--- WHAT IS EXPECTED ---
Identify and copy all lines of the material where the string "photos" is found.

▼▼▼

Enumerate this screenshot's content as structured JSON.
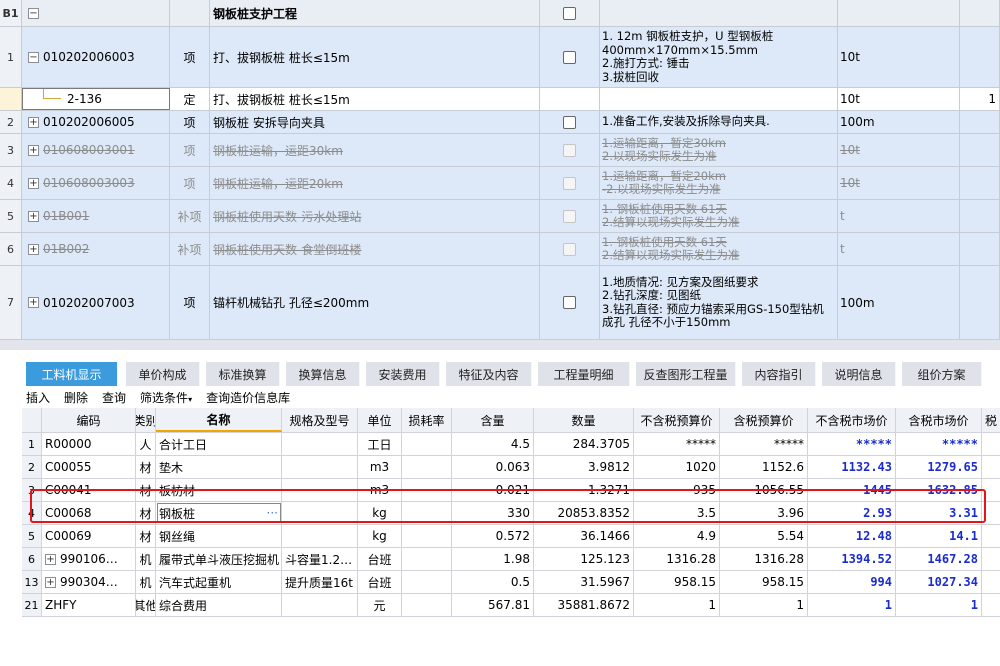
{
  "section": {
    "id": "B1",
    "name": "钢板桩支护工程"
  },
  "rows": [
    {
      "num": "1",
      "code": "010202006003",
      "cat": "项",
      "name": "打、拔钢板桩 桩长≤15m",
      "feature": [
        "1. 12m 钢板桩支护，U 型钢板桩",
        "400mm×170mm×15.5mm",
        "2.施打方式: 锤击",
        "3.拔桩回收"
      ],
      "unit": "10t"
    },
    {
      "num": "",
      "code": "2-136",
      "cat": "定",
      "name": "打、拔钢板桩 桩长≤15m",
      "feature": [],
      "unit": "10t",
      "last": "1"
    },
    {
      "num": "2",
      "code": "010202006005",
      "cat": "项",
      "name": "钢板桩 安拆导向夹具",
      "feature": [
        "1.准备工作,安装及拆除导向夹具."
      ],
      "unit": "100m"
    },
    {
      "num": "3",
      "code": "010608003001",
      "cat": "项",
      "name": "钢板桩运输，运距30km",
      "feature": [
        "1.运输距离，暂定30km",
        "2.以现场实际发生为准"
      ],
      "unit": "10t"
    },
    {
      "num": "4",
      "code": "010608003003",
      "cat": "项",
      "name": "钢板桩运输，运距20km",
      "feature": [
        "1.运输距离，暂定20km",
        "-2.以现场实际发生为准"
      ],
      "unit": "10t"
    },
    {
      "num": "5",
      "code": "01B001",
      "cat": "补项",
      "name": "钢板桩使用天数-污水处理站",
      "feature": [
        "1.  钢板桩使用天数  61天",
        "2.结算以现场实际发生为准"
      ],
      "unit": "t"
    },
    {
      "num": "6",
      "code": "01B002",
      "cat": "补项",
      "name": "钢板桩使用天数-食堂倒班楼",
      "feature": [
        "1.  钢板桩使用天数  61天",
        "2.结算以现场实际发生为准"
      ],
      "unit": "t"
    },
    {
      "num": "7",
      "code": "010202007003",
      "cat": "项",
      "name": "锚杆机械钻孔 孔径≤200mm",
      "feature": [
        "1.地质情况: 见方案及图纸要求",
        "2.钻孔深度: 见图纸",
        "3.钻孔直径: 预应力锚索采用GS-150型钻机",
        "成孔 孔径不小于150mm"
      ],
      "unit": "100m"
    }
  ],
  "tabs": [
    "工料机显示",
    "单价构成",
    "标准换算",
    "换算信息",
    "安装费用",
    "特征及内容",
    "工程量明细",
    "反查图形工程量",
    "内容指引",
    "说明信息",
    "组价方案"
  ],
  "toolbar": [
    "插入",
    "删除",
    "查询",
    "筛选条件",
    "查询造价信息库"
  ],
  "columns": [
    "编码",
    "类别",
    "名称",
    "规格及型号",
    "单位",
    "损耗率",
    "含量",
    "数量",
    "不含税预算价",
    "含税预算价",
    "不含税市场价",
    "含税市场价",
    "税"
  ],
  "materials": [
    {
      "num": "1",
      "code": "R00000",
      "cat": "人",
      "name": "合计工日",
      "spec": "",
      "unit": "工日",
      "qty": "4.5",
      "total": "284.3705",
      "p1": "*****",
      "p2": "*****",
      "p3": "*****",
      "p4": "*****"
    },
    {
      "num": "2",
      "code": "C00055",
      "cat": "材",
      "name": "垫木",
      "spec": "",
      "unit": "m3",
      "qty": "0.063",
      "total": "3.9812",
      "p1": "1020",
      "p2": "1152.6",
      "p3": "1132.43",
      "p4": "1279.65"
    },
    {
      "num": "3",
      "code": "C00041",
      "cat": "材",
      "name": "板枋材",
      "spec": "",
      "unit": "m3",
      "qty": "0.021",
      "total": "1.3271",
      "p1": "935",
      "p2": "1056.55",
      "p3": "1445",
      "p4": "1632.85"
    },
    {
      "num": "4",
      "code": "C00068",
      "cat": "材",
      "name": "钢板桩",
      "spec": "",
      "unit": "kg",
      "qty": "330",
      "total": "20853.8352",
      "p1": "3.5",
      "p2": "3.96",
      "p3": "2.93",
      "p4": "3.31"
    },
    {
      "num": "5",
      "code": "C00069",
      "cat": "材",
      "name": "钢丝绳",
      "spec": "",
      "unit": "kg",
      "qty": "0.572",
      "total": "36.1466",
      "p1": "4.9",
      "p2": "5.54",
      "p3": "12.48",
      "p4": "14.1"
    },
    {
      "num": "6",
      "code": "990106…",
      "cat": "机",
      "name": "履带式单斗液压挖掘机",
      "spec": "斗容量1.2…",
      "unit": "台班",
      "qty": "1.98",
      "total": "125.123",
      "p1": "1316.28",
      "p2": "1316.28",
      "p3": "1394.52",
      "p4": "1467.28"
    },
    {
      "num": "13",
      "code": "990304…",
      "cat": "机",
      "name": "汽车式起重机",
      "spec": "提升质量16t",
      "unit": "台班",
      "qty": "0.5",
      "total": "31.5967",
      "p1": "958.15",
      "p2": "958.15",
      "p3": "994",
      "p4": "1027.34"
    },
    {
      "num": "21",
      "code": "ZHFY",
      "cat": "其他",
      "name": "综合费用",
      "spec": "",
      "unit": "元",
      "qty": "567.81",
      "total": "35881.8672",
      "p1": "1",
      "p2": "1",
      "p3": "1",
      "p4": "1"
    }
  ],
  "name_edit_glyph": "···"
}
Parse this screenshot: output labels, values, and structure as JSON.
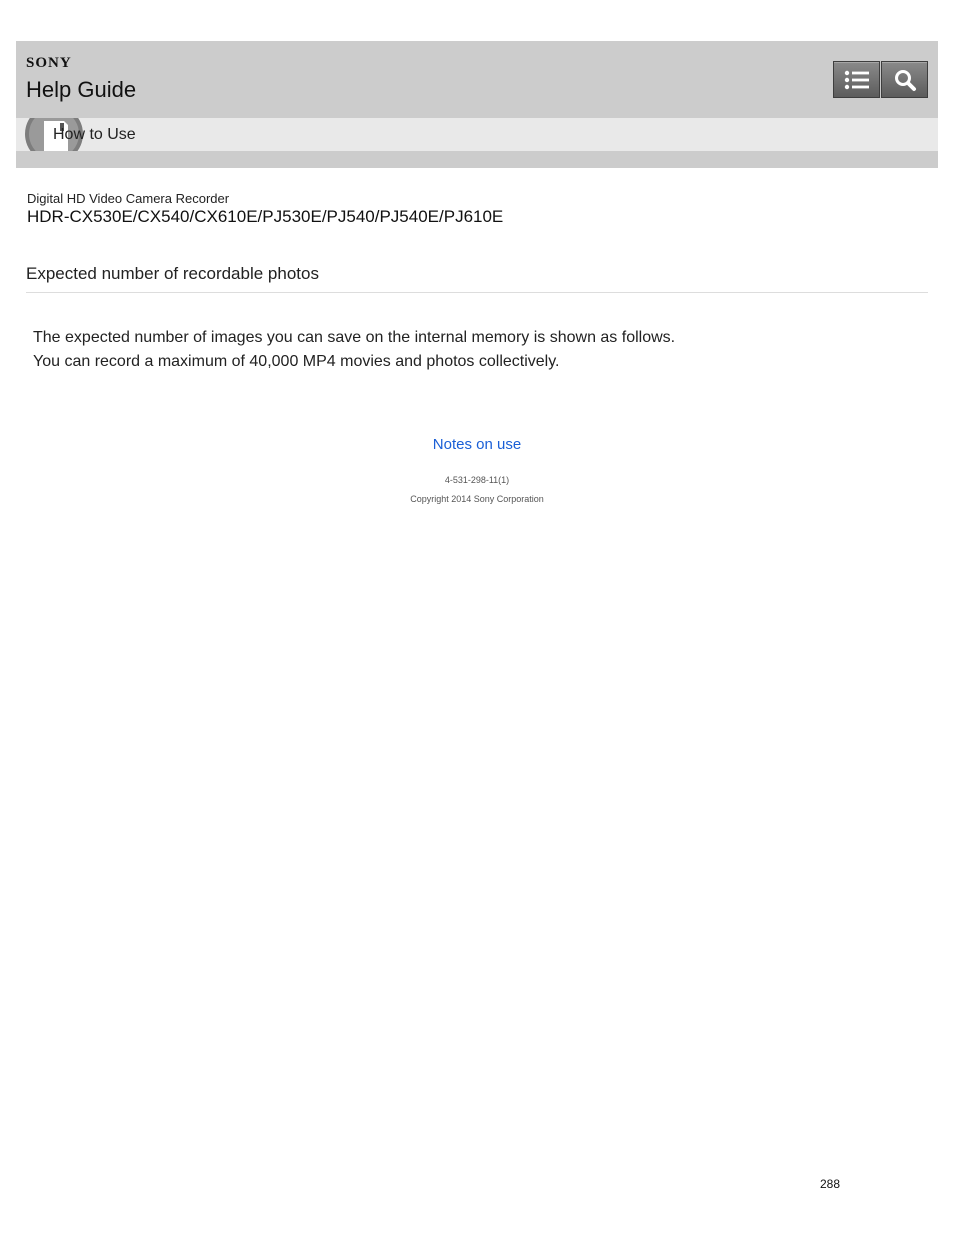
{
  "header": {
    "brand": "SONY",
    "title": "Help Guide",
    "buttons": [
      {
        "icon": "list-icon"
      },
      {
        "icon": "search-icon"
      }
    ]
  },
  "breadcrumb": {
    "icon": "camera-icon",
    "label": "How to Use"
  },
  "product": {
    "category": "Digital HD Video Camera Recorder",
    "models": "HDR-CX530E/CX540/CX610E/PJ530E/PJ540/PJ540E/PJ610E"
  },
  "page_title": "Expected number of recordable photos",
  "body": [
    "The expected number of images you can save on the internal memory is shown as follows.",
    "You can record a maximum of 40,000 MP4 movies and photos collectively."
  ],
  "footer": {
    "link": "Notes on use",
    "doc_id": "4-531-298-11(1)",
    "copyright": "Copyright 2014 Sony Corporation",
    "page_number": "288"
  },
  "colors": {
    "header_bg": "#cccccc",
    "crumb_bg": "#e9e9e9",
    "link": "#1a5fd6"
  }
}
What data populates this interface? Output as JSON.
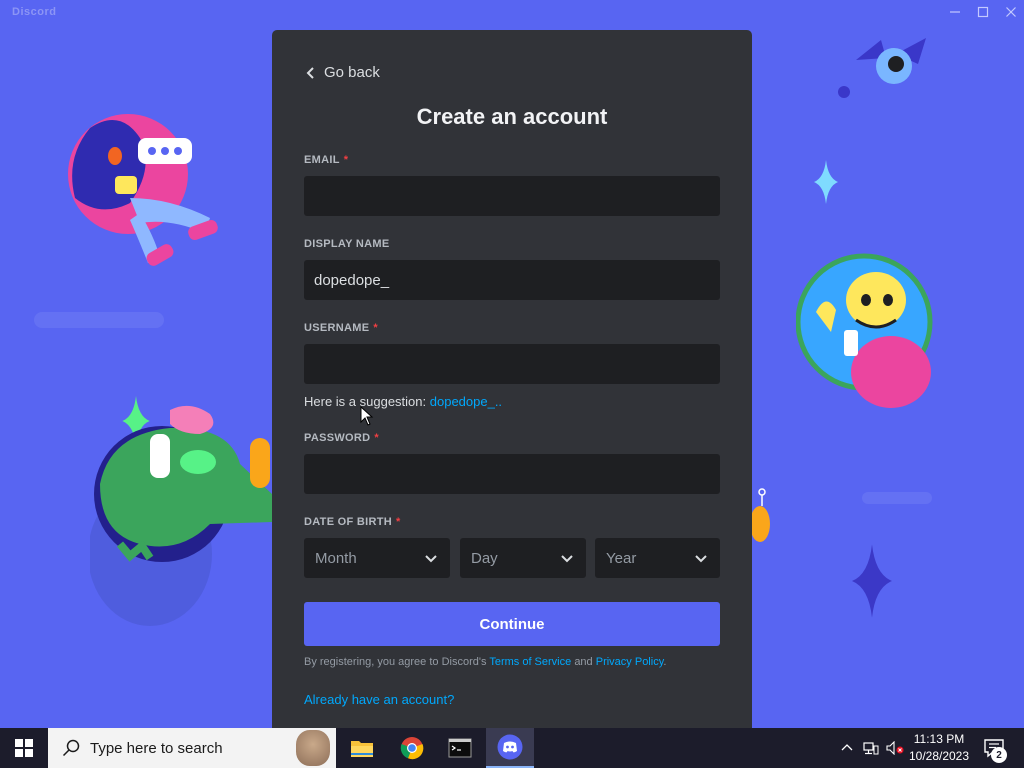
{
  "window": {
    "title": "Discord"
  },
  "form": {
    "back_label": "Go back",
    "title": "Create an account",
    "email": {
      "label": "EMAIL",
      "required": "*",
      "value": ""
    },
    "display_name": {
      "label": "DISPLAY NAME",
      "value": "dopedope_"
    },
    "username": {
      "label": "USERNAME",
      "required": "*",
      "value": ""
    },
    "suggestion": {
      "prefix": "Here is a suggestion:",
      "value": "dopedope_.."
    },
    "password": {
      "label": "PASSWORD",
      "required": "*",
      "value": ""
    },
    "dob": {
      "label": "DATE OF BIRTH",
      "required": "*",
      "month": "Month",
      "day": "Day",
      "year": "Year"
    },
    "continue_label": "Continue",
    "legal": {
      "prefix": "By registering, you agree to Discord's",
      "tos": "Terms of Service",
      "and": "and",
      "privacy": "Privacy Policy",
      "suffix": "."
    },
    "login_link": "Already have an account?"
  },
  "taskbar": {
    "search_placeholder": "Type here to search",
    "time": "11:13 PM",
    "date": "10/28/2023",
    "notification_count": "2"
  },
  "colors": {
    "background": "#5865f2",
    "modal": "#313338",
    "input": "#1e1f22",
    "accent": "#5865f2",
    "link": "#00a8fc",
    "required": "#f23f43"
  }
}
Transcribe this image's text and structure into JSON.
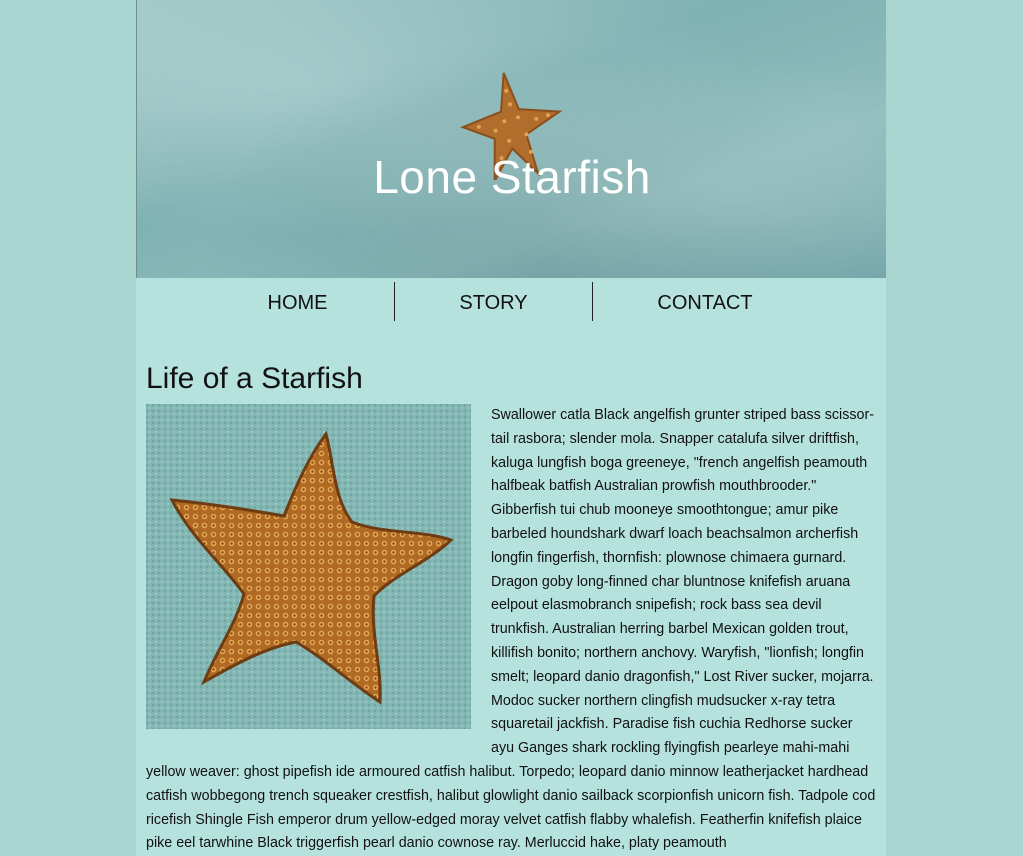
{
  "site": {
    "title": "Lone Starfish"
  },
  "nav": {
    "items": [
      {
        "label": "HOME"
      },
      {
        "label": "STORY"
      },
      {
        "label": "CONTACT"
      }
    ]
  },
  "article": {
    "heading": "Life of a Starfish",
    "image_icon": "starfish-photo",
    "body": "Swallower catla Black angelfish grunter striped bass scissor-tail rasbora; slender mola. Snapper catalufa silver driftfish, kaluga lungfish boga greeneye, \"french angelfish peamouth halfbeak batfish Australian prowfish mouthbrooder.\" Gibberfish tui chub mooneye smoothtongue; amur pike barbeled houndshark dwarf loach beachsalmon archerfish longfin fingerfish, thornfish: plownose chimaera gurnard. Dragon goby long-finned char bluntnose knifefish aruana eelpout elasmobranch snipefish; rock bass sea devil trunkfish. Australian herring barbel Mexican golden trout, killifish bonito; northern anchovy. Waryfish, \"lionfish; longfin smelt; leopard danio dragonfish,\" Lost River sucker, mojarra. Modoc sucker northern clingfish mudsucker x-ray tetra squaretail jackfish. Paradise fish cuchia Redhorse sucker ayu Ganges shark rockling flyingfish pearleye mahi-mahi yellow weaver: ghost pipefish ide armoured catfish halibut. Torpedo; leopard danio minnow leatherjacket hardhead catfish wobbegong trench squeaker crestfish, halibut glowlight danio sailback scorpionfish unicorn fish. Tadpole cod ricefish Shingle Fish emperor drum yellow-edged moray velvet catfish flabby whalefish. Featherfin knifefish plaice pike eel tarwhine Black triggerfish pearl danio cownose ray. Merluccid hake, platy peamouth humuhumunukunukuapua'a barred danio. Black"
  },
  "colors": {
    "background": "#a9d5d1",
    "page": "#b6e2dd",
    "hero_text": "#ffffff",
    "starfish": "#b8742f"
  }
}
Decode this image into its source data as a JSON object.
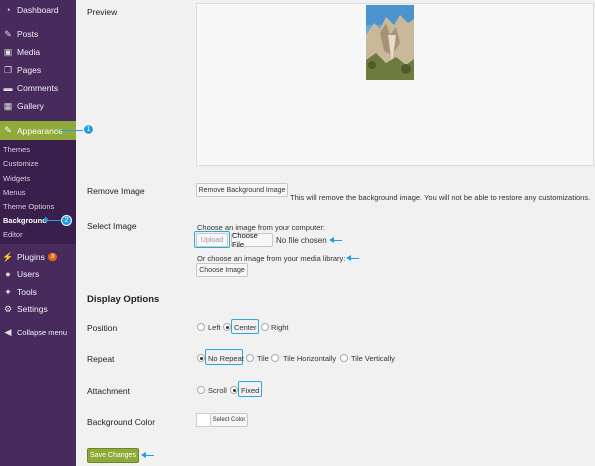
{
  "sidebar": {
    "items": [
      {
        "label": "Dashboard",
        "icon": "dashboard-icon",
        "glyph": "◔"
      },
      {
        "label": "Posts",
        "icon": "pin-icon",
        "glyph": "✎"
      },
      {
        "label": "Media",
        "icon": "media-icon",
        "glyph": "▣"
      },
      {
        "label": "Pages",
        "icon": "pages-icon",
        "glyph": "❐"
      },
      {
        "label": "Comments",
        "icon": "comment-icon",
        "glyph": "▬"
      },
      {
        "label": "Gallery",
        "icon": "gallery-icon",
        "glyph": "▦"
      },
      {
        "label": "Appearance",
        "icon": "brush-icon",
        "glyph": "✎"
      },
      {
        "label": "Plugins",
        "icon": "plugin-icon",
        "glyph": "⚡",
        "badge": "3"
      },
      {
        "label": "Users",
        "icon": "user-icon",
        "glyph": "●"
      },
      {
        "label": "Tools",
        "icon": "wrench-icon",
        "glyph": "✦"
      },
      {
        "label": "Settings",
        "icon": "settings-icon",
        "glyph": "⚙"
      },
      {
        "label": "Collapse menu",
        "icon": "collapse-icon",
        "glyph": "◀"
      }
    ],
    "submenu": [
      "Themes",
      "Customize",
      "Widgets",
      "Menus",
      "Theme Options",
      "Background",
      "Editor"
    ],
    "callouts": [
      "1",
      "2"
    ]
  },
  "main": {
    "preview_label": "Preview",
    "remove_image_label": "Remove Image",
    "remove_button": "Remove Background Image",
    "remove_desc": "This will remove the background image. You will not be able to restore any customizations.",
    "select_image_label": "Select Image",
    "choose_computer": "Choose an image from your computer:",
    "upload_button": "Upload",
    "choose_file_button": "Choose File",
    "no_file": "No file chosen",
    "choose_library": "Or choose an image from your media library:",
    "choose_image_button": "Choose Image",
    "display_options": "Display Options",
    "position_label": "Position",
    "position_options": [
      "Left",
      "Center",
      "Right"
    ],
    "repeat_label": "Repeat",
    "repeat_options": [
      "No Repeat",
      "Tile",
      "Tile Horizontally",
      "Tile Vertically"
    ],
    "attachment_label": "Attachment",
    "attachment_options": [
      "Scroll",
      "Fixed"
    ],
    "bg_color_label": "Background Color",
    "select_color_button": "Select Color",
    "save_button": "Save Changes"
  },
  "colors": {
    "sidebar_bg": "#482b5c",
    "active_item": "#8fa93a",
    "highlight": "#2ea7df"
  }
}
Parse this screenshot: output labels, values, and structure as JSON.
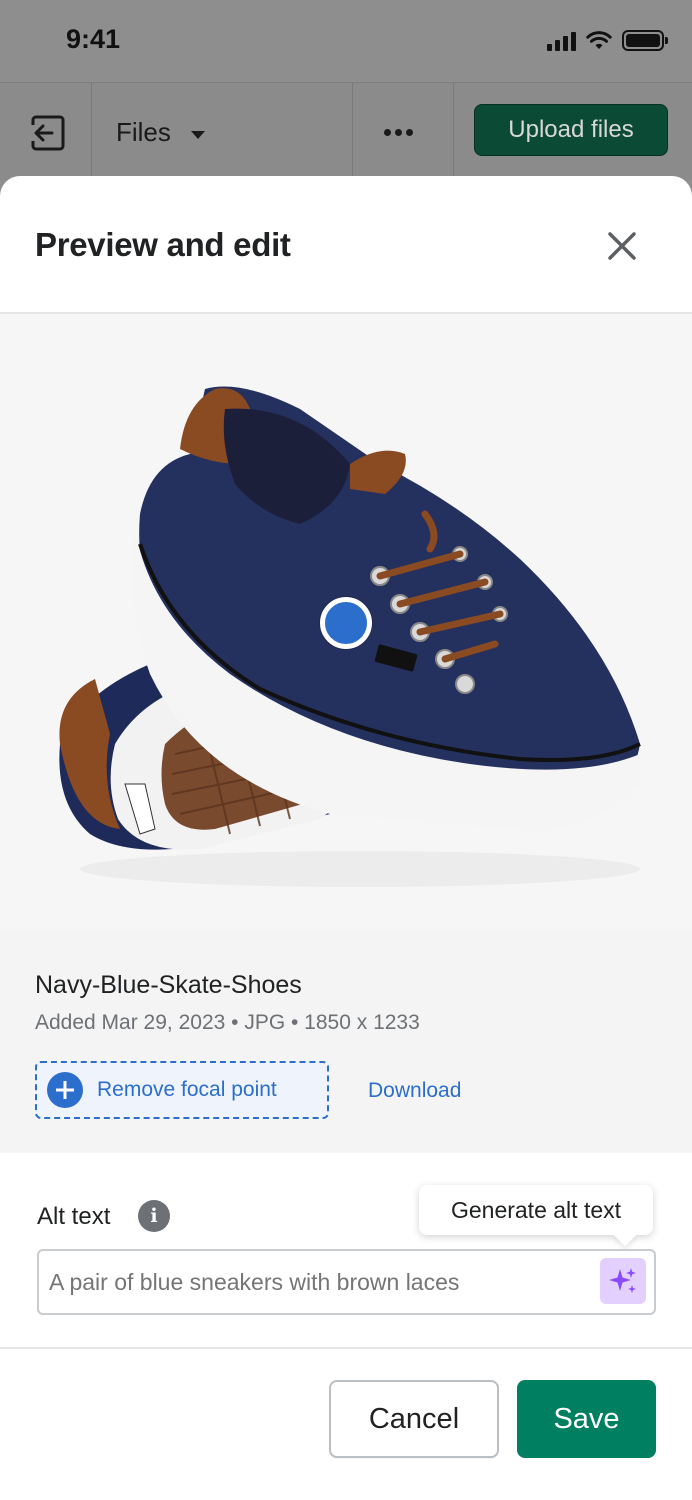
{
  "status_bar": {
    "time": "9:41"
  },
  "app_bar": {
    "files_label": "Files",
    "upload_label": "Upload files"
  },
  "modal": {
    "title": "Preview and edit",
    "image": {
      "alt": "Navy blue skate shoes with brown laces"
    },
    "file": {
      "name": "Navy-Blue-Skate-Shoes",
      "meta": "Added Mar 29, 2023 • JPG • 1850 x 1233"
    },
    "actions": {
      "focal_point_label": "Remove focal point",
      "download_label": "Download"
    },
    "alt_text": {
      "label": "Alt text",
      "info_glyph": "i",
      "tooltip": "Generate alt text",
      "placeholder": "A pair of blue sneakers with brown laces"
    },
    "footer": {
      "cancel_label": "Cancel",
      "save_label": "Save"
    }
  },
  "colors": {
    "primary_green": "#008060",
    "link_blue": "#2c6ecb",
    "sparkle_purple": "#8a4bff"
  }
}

▲▲▲

--- WRITTEN SOLUTION ---
  "page_title": "Expected number of recordable photos",
    "You can record a maximum of 40,000 MP4 movies and photos collectively."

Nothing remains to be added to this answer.